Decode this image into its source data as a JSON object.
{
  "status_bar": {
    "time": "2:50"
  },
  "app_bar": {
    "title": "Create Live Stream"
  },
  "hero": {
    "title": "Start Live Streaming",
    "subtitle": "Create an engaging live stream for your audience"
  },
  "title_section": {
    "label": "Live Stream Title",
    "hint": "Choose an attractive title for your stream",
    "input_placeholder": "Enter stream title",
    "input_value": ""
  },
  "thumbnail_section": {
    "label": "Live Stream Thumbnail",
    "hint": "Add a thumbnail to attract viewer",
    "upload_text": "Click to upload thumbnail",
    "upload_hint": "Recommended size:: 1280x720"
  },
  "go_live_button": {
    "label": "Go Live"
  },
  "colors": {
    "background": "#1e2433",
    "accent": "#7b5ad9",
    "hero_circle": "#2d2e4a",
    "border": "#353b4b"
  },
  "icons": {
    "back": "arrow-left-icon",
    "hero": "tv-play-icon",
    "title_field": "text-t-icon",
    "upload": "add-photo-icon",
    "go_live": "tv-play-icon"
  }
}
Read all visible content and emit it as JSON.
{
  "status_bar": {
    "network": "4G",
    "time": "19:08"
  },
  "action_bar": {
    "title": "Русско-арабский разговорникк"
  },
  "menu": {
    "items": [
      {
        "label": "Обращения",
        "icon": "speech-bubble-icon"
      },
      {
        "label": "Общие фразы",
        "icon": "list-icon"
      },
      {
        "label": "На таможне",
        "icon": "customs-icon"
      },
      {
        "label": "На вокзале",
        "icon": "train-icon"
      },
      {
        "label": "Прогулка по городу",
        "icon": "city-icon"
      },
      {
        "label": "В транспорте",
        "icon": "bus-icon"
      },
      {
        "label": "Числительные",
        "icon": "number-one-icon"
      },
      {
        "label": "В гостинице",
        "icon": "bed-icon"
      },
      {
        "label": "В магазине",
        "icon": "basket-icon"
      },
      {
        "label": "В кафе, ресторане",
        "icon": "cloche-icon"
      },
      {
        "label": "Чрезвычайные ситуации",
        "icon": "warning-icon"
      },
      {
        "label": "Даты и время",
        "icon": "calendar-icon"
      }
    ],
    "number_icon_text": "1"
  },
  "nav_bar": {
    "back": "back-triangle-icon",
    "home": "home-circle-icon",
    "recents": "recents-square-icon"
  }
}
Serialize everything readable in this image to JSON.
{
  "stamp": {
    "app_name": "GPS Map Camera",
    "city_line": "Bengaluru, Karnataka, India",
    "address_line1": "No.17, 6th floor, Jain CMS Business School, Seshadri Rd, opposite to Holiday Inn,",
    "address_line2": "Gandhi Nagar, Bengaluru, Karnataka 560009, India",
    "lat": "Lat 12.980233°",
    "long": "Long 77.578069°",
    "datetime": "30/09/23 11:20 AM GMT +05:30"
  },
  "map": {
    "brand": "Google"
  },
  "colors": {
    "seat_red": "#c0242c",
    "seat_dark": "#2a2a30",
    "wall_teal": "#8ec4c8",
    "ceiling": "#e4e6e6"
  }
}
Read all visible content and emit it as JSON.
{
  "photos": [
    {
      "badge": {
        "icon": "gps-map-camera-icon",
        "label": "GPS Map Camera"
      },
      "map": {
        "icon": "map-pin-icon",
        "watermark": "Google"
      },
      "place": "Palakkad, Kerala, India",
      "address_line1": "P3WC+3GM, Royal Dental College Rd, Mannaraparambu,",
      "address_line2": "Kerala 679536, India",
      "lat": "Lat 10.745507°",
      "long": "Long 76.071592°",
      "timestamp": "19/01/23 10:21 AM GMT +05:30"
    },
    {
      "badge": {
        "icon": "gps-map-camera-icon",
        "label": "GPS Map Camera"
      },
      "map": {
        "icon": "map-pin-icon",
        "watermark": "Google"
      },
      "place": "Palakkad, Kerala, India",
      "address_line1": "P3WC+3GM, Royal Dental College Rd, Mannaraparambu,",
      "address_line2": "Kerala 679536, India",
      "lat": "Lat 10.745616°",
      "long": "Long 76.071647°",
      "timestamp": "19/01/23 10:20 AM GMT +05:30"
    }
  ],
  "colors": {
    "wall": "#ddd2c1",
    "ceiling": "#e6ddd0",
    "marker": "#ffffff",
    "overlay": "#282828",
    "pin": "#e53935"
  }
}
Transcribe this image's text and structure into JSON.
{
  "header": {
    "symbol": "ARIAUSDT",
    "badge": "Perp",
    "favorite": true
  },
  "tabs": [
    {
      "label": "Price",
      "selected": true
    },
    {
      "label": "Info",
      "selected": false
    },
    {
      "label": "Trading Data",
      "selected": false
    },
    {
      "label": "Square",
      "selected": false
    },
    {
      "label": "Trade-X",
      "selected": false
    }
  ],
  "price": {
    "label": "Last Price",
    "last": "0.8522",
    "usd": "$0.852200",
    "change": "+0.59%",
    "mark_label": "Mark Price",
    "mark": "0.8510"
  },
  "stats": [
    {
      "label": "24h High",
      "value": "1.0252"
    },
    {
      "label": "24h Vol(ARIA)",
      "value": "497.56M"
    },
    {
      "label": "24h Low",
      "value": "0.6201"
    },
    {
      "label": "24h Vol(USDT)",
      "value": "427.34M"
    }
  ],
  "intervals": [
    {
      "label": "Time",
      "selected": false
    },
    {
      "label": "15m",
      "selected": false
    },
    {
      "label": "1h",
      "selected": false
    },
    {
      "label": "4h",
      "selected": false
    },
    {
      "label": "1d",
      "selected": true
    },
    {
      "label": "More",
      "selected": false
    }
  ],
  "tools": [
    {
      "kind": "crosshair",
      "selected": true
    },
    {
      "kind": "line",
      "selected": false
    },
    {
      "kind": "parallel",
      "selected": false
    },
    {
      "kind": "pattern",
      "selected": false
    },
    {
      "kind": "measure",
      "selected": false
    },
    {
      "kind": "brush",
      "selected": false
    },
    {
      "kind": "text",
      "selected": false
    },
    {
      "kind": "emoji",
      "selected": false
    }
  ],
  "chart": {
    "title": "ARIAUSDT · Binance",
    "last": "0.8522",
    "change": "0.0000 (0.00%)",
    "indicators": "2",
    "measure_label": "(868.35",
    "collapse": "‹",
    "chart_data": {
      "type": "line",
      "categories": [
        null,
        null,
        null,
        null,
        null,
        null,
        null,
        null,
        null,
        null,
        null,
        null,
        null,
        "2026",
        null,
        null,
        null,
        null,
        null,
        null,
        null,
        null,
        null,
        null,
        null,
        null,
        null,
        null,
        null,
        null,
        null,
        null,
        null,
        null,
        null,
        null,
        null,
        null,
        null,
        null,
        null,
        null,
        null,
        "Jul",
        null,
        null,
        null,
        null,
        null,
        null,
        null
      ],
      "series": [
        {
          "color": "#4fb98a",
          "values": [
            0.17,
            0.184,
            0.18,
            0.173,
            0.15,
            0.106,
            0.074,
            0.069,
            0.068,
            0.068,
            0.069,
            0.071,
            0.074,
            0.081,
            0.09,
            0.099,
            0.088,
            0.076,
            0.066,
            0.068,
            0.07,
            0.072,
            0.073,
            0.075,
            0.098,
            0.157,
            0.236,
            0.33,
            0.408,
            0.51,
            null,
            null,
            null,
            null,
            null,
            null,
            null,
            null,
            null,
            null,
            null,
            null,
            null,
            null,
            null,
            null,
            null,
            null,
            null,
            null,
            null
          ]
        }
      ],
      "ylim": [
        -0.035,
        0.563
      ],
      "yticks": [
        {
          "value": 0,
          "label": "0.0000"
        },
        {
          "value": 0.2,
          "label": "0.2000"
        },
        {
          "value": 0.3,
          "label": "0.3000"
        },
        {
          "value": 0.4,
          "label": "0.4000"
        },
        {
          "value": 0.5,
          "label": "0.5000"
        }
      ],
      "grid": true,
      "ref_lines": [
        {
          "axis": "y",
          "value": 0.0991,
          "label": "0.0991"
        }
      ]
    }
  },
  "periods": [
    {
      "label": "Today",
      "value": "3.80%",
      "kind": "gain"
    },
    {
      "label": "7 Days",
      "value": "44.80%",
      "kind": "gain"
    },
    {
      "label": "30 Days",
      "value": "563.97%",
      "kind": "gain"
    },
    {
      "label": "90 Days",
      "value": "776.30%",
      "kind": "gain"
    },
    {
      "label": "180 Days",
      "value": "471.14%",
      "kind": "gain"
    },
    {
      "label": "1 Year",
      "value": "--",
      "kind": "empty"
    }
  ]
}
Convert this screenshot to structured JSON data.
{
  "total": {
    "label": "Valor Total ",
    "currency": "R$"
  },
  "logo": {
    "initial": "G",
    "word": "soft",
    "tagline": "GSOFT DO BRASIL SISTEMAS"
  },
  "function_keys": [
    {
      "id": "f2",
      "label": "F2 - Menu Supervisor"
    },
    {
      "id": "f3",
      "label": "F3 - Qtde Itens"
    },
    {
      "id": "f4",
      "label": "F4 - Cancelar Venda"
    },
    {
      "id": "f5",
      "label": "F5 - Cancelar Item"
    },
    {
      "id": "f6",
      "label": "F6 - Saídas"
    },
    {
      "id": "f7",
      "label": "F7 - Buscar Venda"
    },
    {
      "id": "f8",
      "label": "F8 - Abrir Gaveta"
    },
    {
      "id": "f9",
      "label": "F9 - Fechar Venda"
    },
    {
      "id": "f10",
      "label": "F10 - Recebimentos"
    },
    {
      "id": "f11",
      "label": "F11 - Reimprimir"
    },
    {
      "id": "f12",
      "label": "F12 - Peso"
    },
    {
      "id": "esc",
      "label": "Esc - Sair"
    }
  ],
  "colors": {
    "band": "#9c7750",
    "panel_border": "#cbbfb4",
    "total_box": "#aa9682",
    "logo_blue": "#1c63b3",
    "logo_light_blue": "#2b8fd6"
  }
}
——
Challenge:
Scan the material line by line and report each one that contains "Karnataka".

Response:
    "city_line": "Bengaluru, Karnataka, India",
    "address_line2": "Gandhi Nagar, Bengaluru, Karnataka 560009, India",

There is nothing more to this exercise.